Identify the lines that contain the word "Crypto" and copy each one.

****

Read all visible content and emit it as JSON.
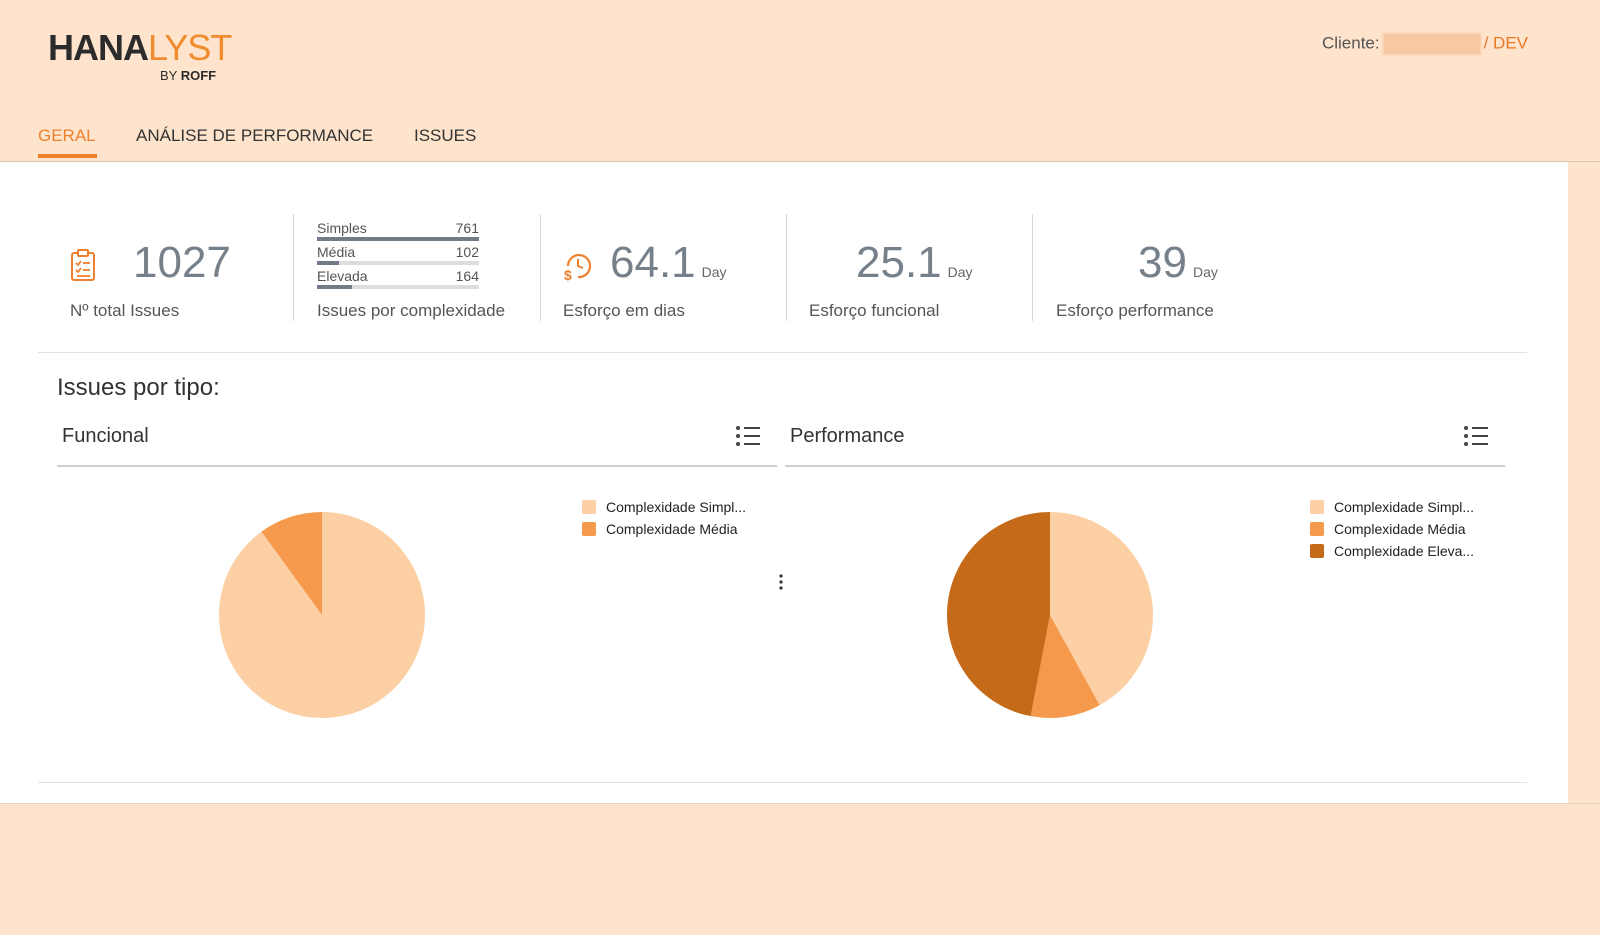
{
  "app": {
    "logo_main_dark": "HANA",
    "logo_main_light": "LYST",
    "logo_sub_prefix": "BY ",
    "logo_sub_brand": "ROFF"
  },
  "client": {
    "label": "Cliente:",
    "env": "/ DEV"
  },
  "tabs": [
    {
      "label": "GERAL",
      "active": true
    },
    {
      "label": "ANÁLISE DE PERFORMANCE",
      "active": false
    },
    {
      "label": "ISSUES",
      "active": false
    }
  ],
  "kpis": {
    "total": {
      "value": "1027",
      "label": "Nº total Issues",
      "icon": "clipboard-checklist-icon"
    },
    "complexity": {
      "label": "Issues por complexidade",
      "rows": [
        {
          "name": "Simples",
          "value": 761
        },
        {
          "name": "Média",
          "value": 102
        },
        {
          "name": "Elevada",
          "value": 164
        }
      ]
    },
    "effort_days": {
      "value": "64.1",
      "unit": "Day",
      "label": "Esforço em dias",
      "icon": "clock-dollar-icon"
    },
    "effort_functional": {
      "value": "25.1",
      "unit": "Day",
      "label": "Esforço funcional"
    },
    "effort_performance": {
      "value": "39",
      "unit": "Day",
      "label": "Esforço performance"
    }
  },
  "section_title": "Issues por tipo:",
  "colors": {
    "accent": "#ee7f2c",
    "simples": "#fccfa5",
    "media": "#f59a4c",
    "elevada": "#c56a19",
    "kpi_value": "#76808a"
  },
  "chart_data": [
    {
      "type": "pie",
      "title": "Funcional",
      "categories": [
        "Complexidade Simpl...",
        "Complexidade Média"
      ],
      "values": [
        90,
        10
      ],
      "colors": [
        "#fccfa5",
        "#f59a4c"
      ]
    },
    {
      "type": "pie",
      "title": "Performance",
      "categories": [
        "Complexidade Simpl...",
        "Complexidade Média",
        "Complexidade Eleva..."
      ],
      "values": [
        42,
        11,
        47
      ],
      "colors": [
        "#fccfa5",
        "#f59a4c",
        "#c56a19"
      ]
    }
  ]
}
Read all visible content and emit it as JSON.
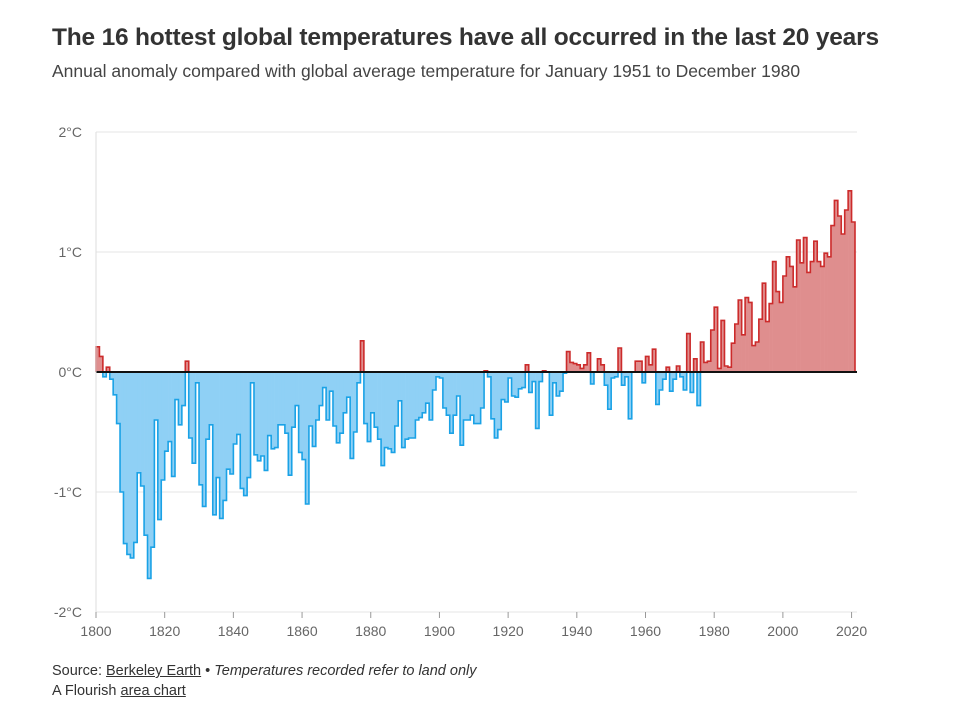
{
  "header": {
    "title": "The 16 hottest global temperatures have all occurred in the last 20 years",
    "subtitle": "Annual anomaly compared with global average temperature for January 1951 to December 1980"
  },
  "footer": {
    "source_prefix": "Source:",
    "source_link": "Berkeley Earth",
    "separator": "•",
    "note": "Temperatures recorded refer to land only",
    "credit_prefix": "A Flourish",
    "credit_link": "area chart"
  },
  "colors": {
    "positive_fill": "#df8e8e",
    "positive_stroke": "#cc2b2b",
    "negative_fill": "#8fd0f5",
    "negative_stroke": "#1aa2e6"
  },
  "chart_data": {
    "type": "area",
    "title": "",
    "xlabel": "",
    "ylabel": "",
    "xlim": [
      1800,
      2021
    ],
    "ylim": [
      -2,
      2
    ],
    "grid": true,
    "x_ticks": [
      "1800",
      "1820",
      "1840",
      "1860",
      "1880",
      "1900",
      "1920",
      "1940",
      "1960",
      "1980",
      "2000",
      "2020"
    ],
    "y_ticks": [
      "2°C",
      "1°C",
      "0°C",
      "-1°C",
      "-2°C"
    ],
    "start_year": 1800,
    "values": [
      0.21,
      0.13,
      -0.04,
      0.04,
      -0.06,
      -0.19,
      -0.43,
      -1.0,
      -1.43,
      -1.52,
      -1.55,
      -1.42,
      -0.84,
      -0.95,
      -1.36,
      -1.72,
      -1.46,
      -0.4,
      -1.23,
      -0.9,
      -0.66,
      -0.58,
      -0.87,
      -0.23,
      -0.44,
      -0.28,
      0.09,
      -0.55,
      -0.76,
      -0.09,
      -0.94,
      -1.12,
      -0.56,
      -0.44,
      -1.19,
      -0.88,
      -1.22,
      -1.07,
      -0.81,
      -0.85,
      -0.6,
      -0.52,
      -0.97,
      -1.03,
      -0.88,
      -0.09,
      -0.69,
      -0.74,
      -0.7,
      -0.82,
      -0.53,
      -0.64,
      -0.63,
      -0.44,
      -0.44,
      -0.51,
      -0.86,
      -0.46,
      -0.28,
      -0.67,
      -0.73,
      -1.1,
      -0.45,
      -0.62,
      -0.4,
      -0.28,
      -0.13,
      -0.4,
      -0.16,
      -0.45,
      -0.59,
      -0.51,
      -0.34,
      -0.21,
      -0.72,
      -0.5,
      -0.09,
      0.26,
      -0.43,
      -0.58,
      -0.34,
      -0.46,
      -0.56,
      -0.78,
      -0.63,
      -0.64,
      -0.67,
      -0.45,
      -0.24,
      -0.63,
      -0.56,
      -0.55,
      -0.55,
      -0.4,
      -0.38,
      -0.34,
      -0.26,
      -0.4,
      -0.15,
      -0.04,
      -0.05,
      -0.3,
      -0.36,
      -0.51,
      -0.36,
      -0.2,
      -0.61,
      -0.4,
      -0.4,
      -0.36,
      -0.43,
      -0.43,
      -0.3,
      0.01,
      -0.04,
      -0.39,
      -0.55,
      -0.48,
      -0.23,
      -0.25,
      -0.05,
      -0.2,
      -0.21,
      -0.14,
      -0.13,
      0.06,
      -0.17,
      -0.08,
      -0.47,
      -0.08,
      0.01,
      0.0,
      -0.36,
      -0.09,
      -0.2,
      -0.16,
      -0.01,
      0.17,
      0.08,
      0.07,
      0.06,
      0.03,
      0.06,
      0.16,
      -0.1,
      0.0,
      0.11,
      0.06,
      -0.11,
      -0.31,
      -0.05,
      -0.04,
      0.2,
      -0.11,
      -0.04,
      -0.39,
      0.0,
      0.09,
      0.09,
      -0.09,
      0.13,
      0.06,
      0.19,
      -0.27,
      -0.15,
      -0.06,
      0.04,
      -0.16,
      -0.06,
      0.05,
      -0.04,
      -0.15,
      0.32,
      -0.17,
      0.11,
      -0.28,
      0.25,
      0.08,
      0.09,
      0.35,
      0.54,
      0.03,
      0.43,
      0.05,
      0.04,
      0.24,
      0.4,
      0.6,
      0.31,
      0.62,
      0.58,
      0.22,
      0.25,
      0.44,
      0.74,
      0.42,
      0.57,
      0.92,
      0.67,
      0.58,
      0.8,
      0.96,
      0.88,
      0.71,
      1.1,
      0.91,
      1.12,
      0.83,
      0.92,
      1.09,
      0.92,
      0.88,
      0.99,
      0.96,
      1.22,
      1.43,
      1.3,
      1.15,
      1.35,
      1.51,
      1.25
    ]
  }
}
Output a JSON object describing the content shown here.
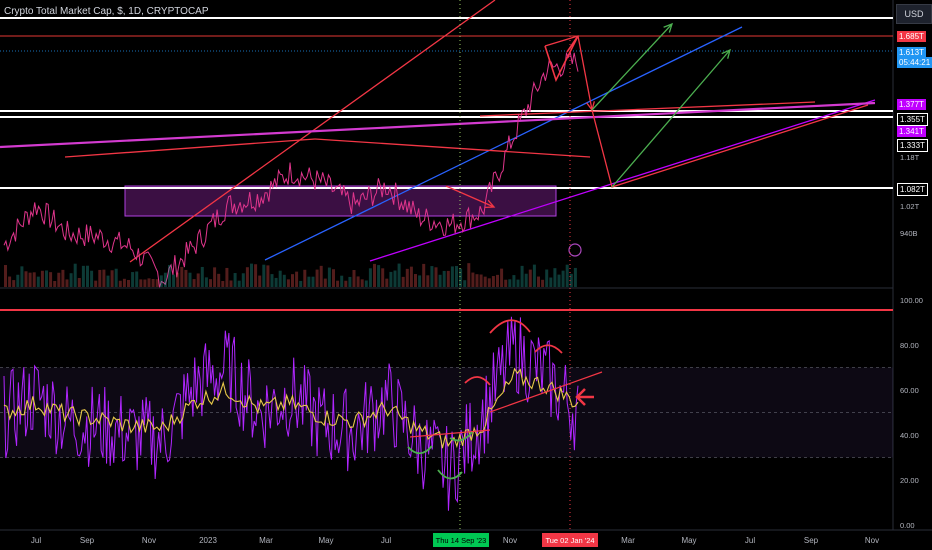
{
  "header": {
    "title": "Crypto Total Market Cap, $, 1D, CRYPTOCAP",
    "currency": "USD"
  },
  "price_axis": {
    "tick_labels": [
      "1.18T",
      "1.02T",
      "940B"
    ],
    "price_tags": [
      {
        "label": "1.685T",
        "color": "#f23645"
      },
      {
        "label": "1.613T",
        "color": "#2196f3"
      },
      {
        "label": "05:44:21",
        "color": "#2196f3"
      },
      {
        "label": "1.377T",
        "color": "#c000ff"
      },
      {
        "label": "1.355T",
        "color": "#000000"
      },
      {
        "label": "1.341T",
        "color": "#c000ff"
      },
      {
        "label": "1.333T",
        "color": "#000000"
      },
      {
        "label": "1.082T",
        "color": "#000000"
      }
    ]
  },
  "time_axis": {
    "labels": [
      "Jul",
      "Sep",
      "Nov",
      "2023",
      "Mar",
      "May",
      "Jul",
      "Sep",
      "Nov",
      "Mar",
      "May",
      "Jul",
      "Sep",
      "Nov"
    ],
    "highlight_left": "Thu 14 Sep '23",
    "highlight_right": "Tue 02 Jan '24"
  },
  "chart_data": [
    {
      "type": "line",
      "title": "Crypto Total Market Cap, $, 1D, CRYPTOCAP",
      "x": [
        "Jul 2022",
        "Aug 2022",
        "Sep 2022",
        "Oct 2022",
        "Nov 2022",
        "Dec 2022",
        "Jan 2023",
        "Feb 2023",
        "Mar 2023",
        "Apr 2023",
        "May 2023",
        "Jun 2023",
        "Jul 2023",
        "Aug 2023",
        "Sep 2023",
        "Oct 2023",
        "Nov 2023",
        "Dec 2023",
        "Jan 2024"
      ],
      "series": [
        {
          "values": [
            0.96,
            1.1,
            1.0,
            0.99,
            0.95,
            0.84,
            0.96,
            1.1,
            1.13,
            1.22,
            1.18,
            1.1,
            1.17,
            1.06,
            1.03,
            1.08,
            1.35,
            1.58,
            1.61
          ]
        }
      ],
      "ylim": [
        0.9,
        1.72
      ],
      "color": "#e0358c"
    },
    {
      "type": "line",
      "x": [
        "Jul 2022",
        "Aug 2022",
        "Sep 2022",
        "Oct 2022",
        "Nov 2022",
        "Dec 2022",
        "Jan 2023",
        "Feb 2023",
        "Mar 2023",
        "Apr 2023",
        "May 2023",
        "Jun 2023",
        "Jul 2023",
        "Aug 2023",
        "Sep 2023",
        "Oct 2023",
        "Nov 2023",
        "Dec 2023",
        "Jan 2024"
      ],
      "series": [
        {
          "values": [
            48,
            58,
            46,
            44,
            40,
            38,
            62,
            70,
            50,
            58,
            45,
            42,
            56,
            36,
            24,
            48,
            78,
            66,
            50
          ]
        },
        {
          "values": [
            50,
            54,
            49,
            47,
            44,
            43,
            55,
            60,
            52,
            54,
            48,
            46,
            52,
            42,
            36,
            44,
            66,
            62,
            54
          ]
        }
      ],
      "ylim": [
        0,
        100
      ],
      "y_tick_labels": [
        "100.00",
        "80.00",
        "60.00",
        "40.00",
        "20.00",
        "0.00"
      ],
      "colors": [
        "#b026ff",
        "#e8c94a"
      ]
    }
  ]
}
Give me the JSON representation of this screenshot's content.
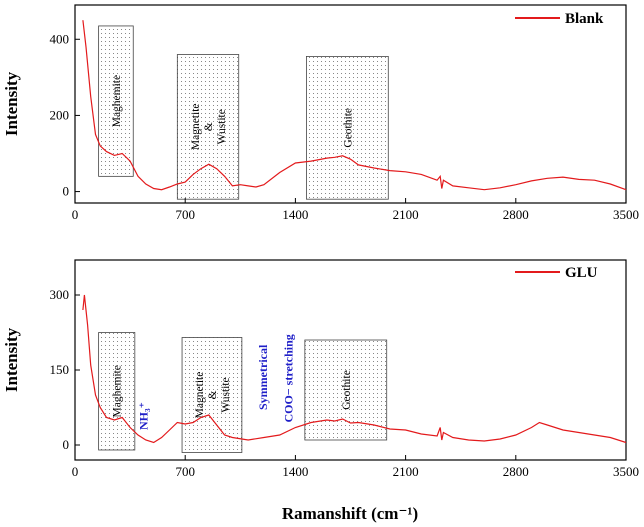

****

◆ Exercise result ◆
    "title": "Crypto Total Market Cap, $, 1D, CRYPTOCAP",
      "title": "Crypto Total Market Cap, $, 1D, CRYPTOCAP",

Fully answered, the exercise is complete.